● **Assigned task**:
The entries below should be given again exactly, minus their pictures.

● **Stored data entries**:
----
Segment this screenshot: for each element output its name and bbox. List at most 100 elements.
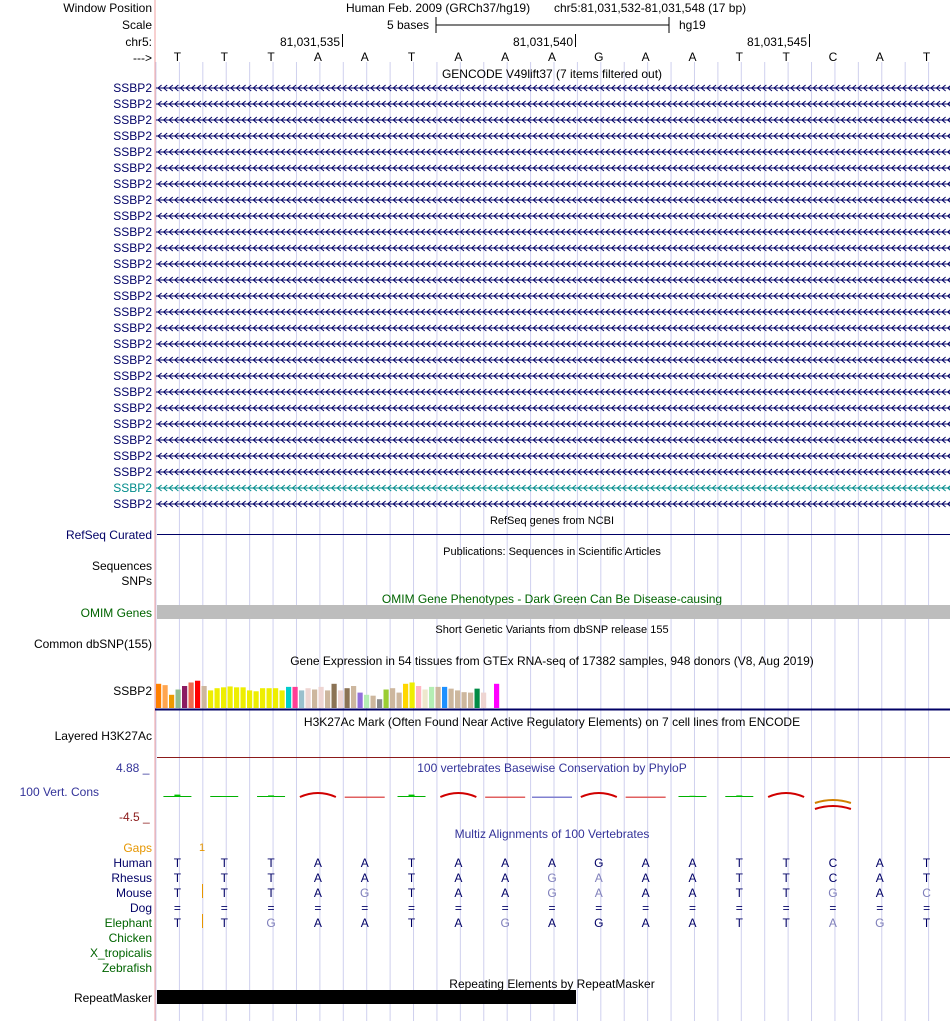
repeatmasker-label[interactable]: RepeatMasker — [73, 991, 152, 1005]
gencode-transcript[interactable] — [156, 99, 950, 109]
conservation-chart[interactable] — [155, 775, 950, 825]
gencode-transcript[interactable] — [156, 227, 950, 237]
multiz-track-title[interactable]: Multiz Alignments of 100 Vertebrates — [454, 827, 650, 841]
gencode-transcript[interactable] — [156, 355, 950, 365]
gencode-transcript-label[interactable]: SSBP2 — [113, 433, 152, 447]
conservation-label[interactable]: 100 Vert. Cons — [19, 785, 99, 799]
gencode-transcript[interactable] — [156, 435, 950, 445]
gencode-transcript-label[interactable]: SSBP2 — [113, 449, 152, 463]
gencode-transcript-label[interactable]: SSBP2 — [113, 305, 152, 319]
dbsnp-track-title[interactable]: Short Genetic Variants from dbSNP releas… — [435, 624, 669, 636]
gencode-transcript-label[interactable]: SSBP2 — [113, 385, 152, 399]
species-label[interactable]: Zebrafish — [101, 961, 152, 975]
species-label[interactable]: Mouse — [115, 886, 152, 900]
gencode-transcript[interactable] — [156, 243, 950, 253]
species-label[interactable]: X_tropicalis — [89, 946, 152, 960]
publications-track-title[interactable]: Publications: Sequences in Scientific Ar… — [443, 546, 661, 558]
gtex-tissue-bar — [286, 686, 292, 708]
species-label[interactable]: Human — [113, 856, 152, 870]
species-label[interactable]: Elephant — [104, 916, 152, 930]
aligned-base: G — [594, 856, 604, 870]
h3k27ac-track-title[interactable]: H3K27Ac Mark (Often Found Near Active Re… — [303, 715, 801, 729]
publications-snps-label[interactable]: SNPs — [121, 574, 152, 588]
gencode-transcript-label[interactable]: SSBP2 — [113, 337, 152, 351]
gencode-transcript-label[interactable]: SSBP2 — [113, 161, 152, 175]
gencode-transcript[interactable] — [156, 339, 950, 349]
gencode-transcript[interactable] — [156, 131, 950, 141]
gencode-transcript-label[interactable]: SSBP2 — [113, 465, 152, 479]
aligned-base: T — [735, 916, 743, 930]
repeatmasker-track-title[interactable]: Repeating Elements by RepeatMasker — [449, 977, 655, 991]
omim-track-title[interactable]: OMIM Gene Phenotypes - Dark Green Can Be… — [381, 592, 723, 606]
gencode-transcript[interactable] — [156, 211, 950, 221]
conservation-low-segment — [485, 796, 526, 798]
gencode-transcript[interactable] — [156, 83, 950, 93]
gencode-transcript-label[interactable]: SSBP2 — [113, 497, 152, 511]
gencode-transcript[interactable] — [156, 451, 950, 461]
gencode-transcript-label[interactable]: SSBP2 — [113, 113, 152, 127]
gencode-transcript[interactable] — [156, 275, 950, 285]
gencode-transcript-label[interactable]: SSBP2 — [113, 321, 152, 335]
gtex-tissue-bar — [266, 688, 272, 708]
gencode-transcript[interactable] — [156, 403, 950, 413]
omim-gene-bar[interactable] — [157, 605, 950, 619]
gencode-transcript-label[interactable]: SSBP2 — [113, 81, 152, 95]
gtex-track-title[interactable]: Gene Expression in 54 tissues from GTEx … — [290, 654, 814, 668]
gencode-transcript[interactable] — [156, 195, 950, 205]
conservation-track-title[interactable]: 100 vertebrates Basewise Conservation by… — [417, 761, 687, 775]
gencode-transcript[interactable] — [156, 179, 950, 189]
gtex-label[interactable]: SSBP2 — [113, 684, 152, 698]
species-label[interactable]: Rhesus — [111, 871, 152, 885]
gencode-transcript-label[interactable]: SSBP2 — [113, 225, 152, 239]
sequence-base: T — [220, 50, 228, 64]
gencode-transcript-label[interactable]: SSBP2 — [113, 241, 152, 255]
gencode-transcript[interactable] — [156, 115, 950, 125]
conservation-bar — [174, 794, 181, 797]
dbsnp-label[interactable]: Common dbSNP(155) — [33, 637, 152, 651]
gencode-transcript-label[interactable]: SSBP2 — [113, 129, 152, 143]
gencode-transcript[interactable] — [156, 387, 950, 397]
species-label[interactable]: Chicken — [108, 931, 152, 945]
refseq-label[interactable]: RefSeq Curated — [65, 528, 152, 542]
gtex-expression-chart[interactable] — [155, 666, 950, 712]
gencode-transcript-label[interactable]: SSBP2 — [113, 289, 152, 303]
gencode-transcript-label[interactable]: SSBP2 — [113, 417, 152, 431]
gencode-transcript-label[interactable]: SSBP2 — [113, 145, 152, 159]
gencode-transcript-label[interactable]: SSBP2 — [113, 257, 152, 271]
gencode-transcript-label[interactable]: SSBP2 — [113, 273, 152, 287]
gencode-transcript-label[interactable]: SSBP2 — [113, 209, 152, 223]
gencode-transcript[interactable] — [156, 499, 950, 509]
gencode-transcript[interactable] — [156, 147, 950, 157]
sequence-base: G — [594, 50, 604, 64]
species-label[interactable]: Dog — [129, 901, 152, 915]
gencode-transcript[interactable] — [156, 259, 950, 269]
gencode-transcript-label[interactable]: SSBP2 — [113, 481, 152, 495]
h3k27ac-label[interactable]: Layered H3K27Ac — [54, 729, 152, 743]
gencode-transcript[interactable] — [156, 371, 950, 381]
repeatmasker-element[interactable] — [157, 990, 576, 1004]
strand-arrows — [157, 324, 950, 332]
sequence-base: A — [454, 50, 463, 64]
refseq-track-title[interactable]: RefSeq genes from NCBI — [489, 515, 615, 527]
refseq-gene-line[interactable] — [157, 534, 950, 535]
gencode-transcript[interactable] — [156, 483, 950, 493]
gencode-transcript-label[interactable]: SSBP2 — [113, 177, 152, 191]
gencode-transcript[interactable] — [156, 291, 950, 301]
gencode-transcript-label[interactable]: SSBP2 — [113, 193, 152, 207]
gencode-transcript[interactable] — [156, 419, 950, 429]
publications-sequences-label[interactable]: Sequences — [91, 559, 152, 573]
gencode-transcript[interactable] — [156, 323, 950, 333]
gencode-transcript[interactable] — [156, 467, 950, 477]
gencode-track-title[interactable]: GENCODE V49lift37 (7 items filtered out) — [441, 67, 663, 81]
gencode-transcript-label[interactable]: SSBP2 — [113, 97, 152, 111]
omim-label[interactable]: OMIM Genes — [80, 606, 152, 620]
multiz-gap-mark: 1 — [199, 842, 206, 854]
aligned-base: A — [313, 886, 322, 900]
gencode-transcript-label[interactable]: SSBP2 — [113, 369, 152, 383]
gencode-transcript[interactable] — [156, 163, 950, 173]
multiz-gaps-label[interactable]: Gaps — [123, 841, 152, 855]
gencode-transcript-label[interactable]: SSBP2 — [113, 353, 152, 367]
gencode-transcript-label[interactable]: SSBP2 — [113, 401, 152, 415]
gencode-transcript[interactable] — [156, 307, 950, 317]
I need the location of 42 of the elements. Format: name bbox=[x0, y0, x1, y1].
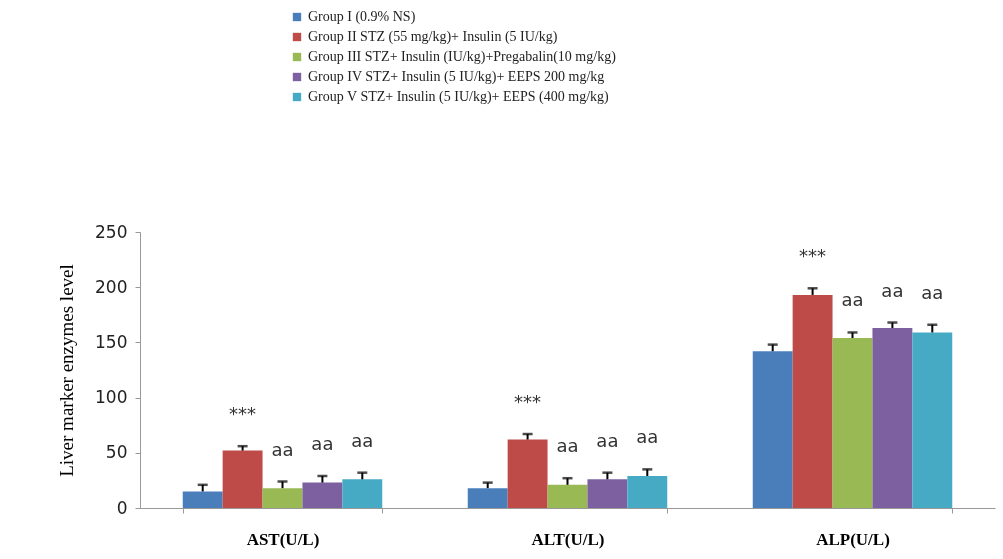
----
● **Task response**:
Segment this screenshot: for each element output its name and bbox. List at most 100 elements.
repeatmasker-label[interactable]: RepeatMasker — [73, 991, 152, 1005]
gencode-transcript[interactable] — [156, 99, 950, 109]
conservation-chart[interactable] — [155, 775, 950, 825]
gencode-transcript[interactable] — [156, 227, 950, 237]
multiz-track-title[interactable]: Multiz Alignments of 100 Vertebrates — [454, 827, 650, 841]
gencode-transcript[interactable] — [156, 355, 950, 365]
gencode-transcript-label[interactable]: SSBP2 — [113, 433, 152, 447]
conservation-label[interactable]: 100 Vert. Cons — [19, 785, 99, 799]
gencode-transcript[interactable] — [156, 435, 950, 445]
gencode-transcript-label[interactable]: SSBP2 — [113, 449, 152, 463]
gencode-transcript-label[interactable]: SSBP2 — [113, 305, 152, 319]
dbsnp-track-title[interactable]: Short Genetic Variants from dbSNP releas… — [435, 624, 669, 636]
gencode-transcript-label[interactable]: SSBP2 — [113, 385, 152, 399]
species-label[interactable]: Zebrafish — [101, 961, 152, 975]
species-label[interactable]: Mouse — [115, 886, 152, 900]
gencode-transcript[interactable] — [156, 243, 950, 253]
species-label[interactable]: X_tropicalis — [89, 946, 152, 960]
publications-track-title[interactable]: Publications: Sequences in Scientific Ar… — [443, 546, 661, 558]
gtex-tissue-bar — [286, 686, 292, 708]
species-label[interactable]: Human — [113, 856, 152, 870]
species-label[interactable]: Elephant — [104, 916, 152, 930]
aligned-base: G — [594, 856, 604, 870]
h3k27ac-track-title[interactable]: H3K27Ac Mark (Often Found Near Active Re… — [303, 715, 801, 729]
publications-snps-label[interactable]: SNPs — [121, 574, 152, 588]
gencode-transcript-label[interactable]: SSBP2 — [113, 337, 152, 351]
gencode-transcript-label[interactable]: SSBP2 — [113, 161, 152, 175]
gencode-transcript[interactable] — [156, 339, 950, 349]
gencode-transcript[interactable] — [156, 131, 950, 141]
gencode-transcript-label[interactable]: SSBP2 — [113, 465, 152, 479]
aligned-base: T — [735, 916, 743, 930]
repeatmasker-track-title[interactable]: Repeating Elements by RepeatMasker — [449, 977, 655, 991]
omim-track-title[interactable]: OMIM Gene Phenotypes - Dark Green Can Be… — [381, 592, 723, 606]
gencode-transcript[interactable] — [156, 211, 950, 221]
conservation-low-segment — [485, 796, 526, 798]
gencode-transcript[interactable] — [156, 83, 950, 93]
gencode-transcript-label[interactable]: SSBP2 — [113, 497, 152, 511]
gencode-transcript[interactable] — [156, 451, 950, 461]
gencode-transcript-label[interactable]: SSBP2 — [113, 113, 152, 127]
gencode-transcript[interactable] — [156, 275, 950, 285]
gencode-transcript-label[interactable]: SSBP2 — [113, 321, 152, 335]
gtex-tissue-bar — [266, 688, 272, 708]
gencode-transcript[interactable] — [156, 403, 950, 413]
omim-gene-bar[interactable] — [157, 605, 950, 619]
gencode-transcript-label[interactable]: SSBP2 — [113, 81, 152, 95]
gtex-track-title[interactable]: Gene Expression in 54 tissues from GTEx … — [290, 654, 814, 668]
gencode-transcript[interactable] — [156, 195, 950, 205]
conservation-track-title[interactable]: 100 vertebrates Basewise Conservation by… — [417, 761, 687, 775]
gencode-transcript[interactable] — [156, 179, 950, 189]
gtex-label[interactable]: SSBP2 — [113, 684, 152, 698]
species-label[interactable]: Rhesus — [111, 871, 152, 885]
gencode-transcript-label[interactable]: SSBP2 — [113, 225, 152, 239]
sequence-base: T — [220, 50, 228, 64]
gencode-transcript-label[interactable]: SSBP2 — [113, 241, 152, 255]
gencode-transcript[interactable] — [156, 115, 950, 125]
conservation-bar — [174, 794, 181, 797]
dbsnp-label[interactable]: Common dbSNP(155) — [33, 637, 152, 651]
gencode-transcript-label[interactable]: SSBP2 — [113, 129, 152, 143]
gencode-transcript[interactable] — [156, 387, 950, 397]
species-label[interactable]: Chicken — [108, 931, 152, 945]
refseq-label[interactable]: RefSeq Curated — [65, 528, 152, 542]
gtex-expression-chart[interactable] — [155, 666, 950, 712]
gencode-transcript-label[interactable]: SSBP2 — [113, 289, 152, 303]
gencode-transcript-label[interactable]: SSBP2 — [113, 417, 152, 431]
gencode-transcript-label[interactable]: SSBP2 — [113, 145, 152, 159]
gencode-transcript-label[interactable]: SSBP2 — [113, 257, 152, 271]
gencode-transcript-label[interactable]: SSBP2 — [113, 273, 152, 287]
gencode-transcript-label[interactable]: SSBP2 — [113, 209, 152, 223]
gencode-transcript[interactable] — [156, 499, 950, 509]
gencode-transcript[interactable] — [156, 147, 950, 157]
sequence-base: G — [594, 50, 604, 64]
species-label[interactable]: Dog — [129, 901, 152, 915]
gencode-transcript[interactable] — [156, 259, 950, 269]
gencode-transcript-label[interactable]: SSBP2 — [113, 481, 152, 495]
h3k27ac-label[interactable]: Layered H3K27Ac — [54, 729, 152, 743]
gencode-transcript[interactable] — [156, 371, 950, 381]
repeatmasker-element[interactable] — [157, 990, 576, 1004]
strand-arrows — [157, 324, 950, 332]
sequence-base: A — [454, 50, 463, 64]
refseq-track-title[interactable]: RefSeq genes from NCBI — [489, 515, 615, 527]
refseq-gene-line[interactable] — [157, 534, 950, 535]
gencode-transcript[interactable] — [156, 483, 950, 493]
gencode-transcript-label[interactable]: SSBP2 — [113, 177, 152, 191]
gencode-transcript[interactable] — [156, 291, 950, 301]
gencode-transcript-label[interactable]: SSBP2 — [113, 193, 152, 207]
gencode-transcript[interactable] — [156, 419, 950, 429]
publications-sequences-label[interactable]: Sequences — [91, 559, 152, 573]
gencode-transcript[interactable] — [156, 323, 950, 333]
gencode-transcript[interactable] — [156, 467, 950, 477]
gencode-track-title[interactable]: GENCODE V49lift37 (7 items filtered out) — [441, 67, 663, 81]
gencode-transcript-label[interactable]: SSBP2 — [113, 97, 152, 111]
omim-label[interactable]: OMIM Genes — [80, 606, 152, 620]
multiz-gap-mark: 1 — [199, 842, 206, 854]
aligned-base: A — [313, 886, 322, 900]
gencode-transcript-label[interactable]: SSBP2 — [113, 369, 152, 383]
gencode-transcript[interactable] — [156, 163, 950, 173]
multiz-gaps-label[interactable]: Gaps — [123, 841, 152, 855]
gencode-transcript-label[interactable]: SSBP2 — [113, 353, 152, 367]
gencode-transcript-label[interactable]: SSBP2 — [113, 401, 152, 415]
gencode-transcript[interactable] — [156, 307, 950, 317]
I need the location of 42 of the elements. Format: name bbox=[x0, y0, x1, y1].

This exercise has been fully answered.